***** SOURCE RECORDS
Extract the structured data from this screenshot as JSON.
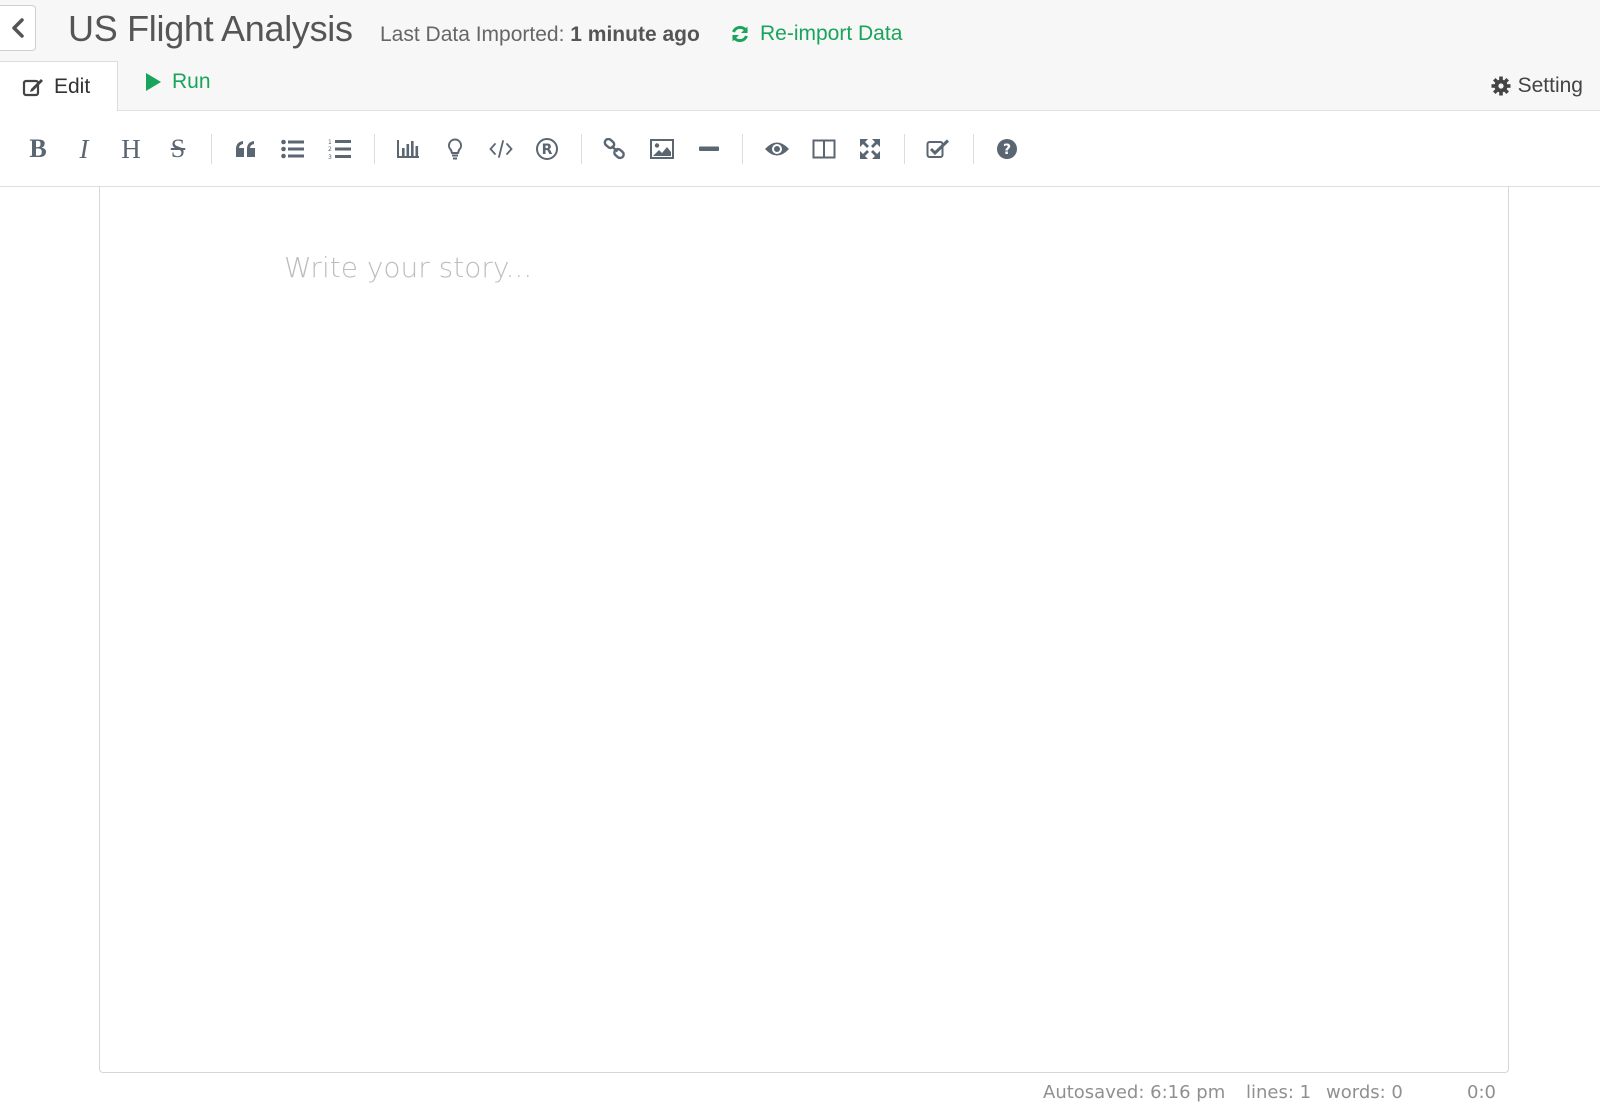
{
  "header": {
    "title": "US Flight Analysis",
    "import_label": "Last Data Imported:",
    "import_value": "1 minute ago",
    "reimport_label": "Re-import Data"
  },
  "tabs": {
    "edit_label": "Edit",
    "run_label": "Run",
    "setting_label": "Setting"
  },
  "toolbar": {
    "icons": [
      "bold-icon",
      "italic-icon",
      "heading-icon",
      "strikethrough-icon",
      "quote-icon",
      "unordered-list-icon",
      "ordered-list-icon",
      "chart-icon",
      "lightbulb-icon",
      "code-icon",
      "registered-icon",
      "link-icon",
      "image-icon",
      "horizontal-rule-icon",
      "preview-eye-icon",
      "side-by-side-icon",
      "fullscreen-icon",
      "checkbox-icon",
      "help-icon"
    ],
    "bold": "B",
    "italic": "I",
    "heading": "H",
    "strike": "S"
  },
  "editor": {
    "placeholder": "Write your story..."
  },
  "status": {
    "autosaved": "Autosaved: 6:16 pm",
    "lines": "lines: 1",
    "words": "words: 0",
    "cursor": "0:0"
  },
  "colors": {
    "accent_green": "#1aa45b",
    "icon_gray": "#5b6673",
    "header_bg": "#f7f7f7"
  }
}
**********
■ THE TASK ■
Return a copy of every line that includes the word "list".

■ REPLY TO THE EXERCISE ■
      "unordered-list-icon",
      "ordered-list-icon",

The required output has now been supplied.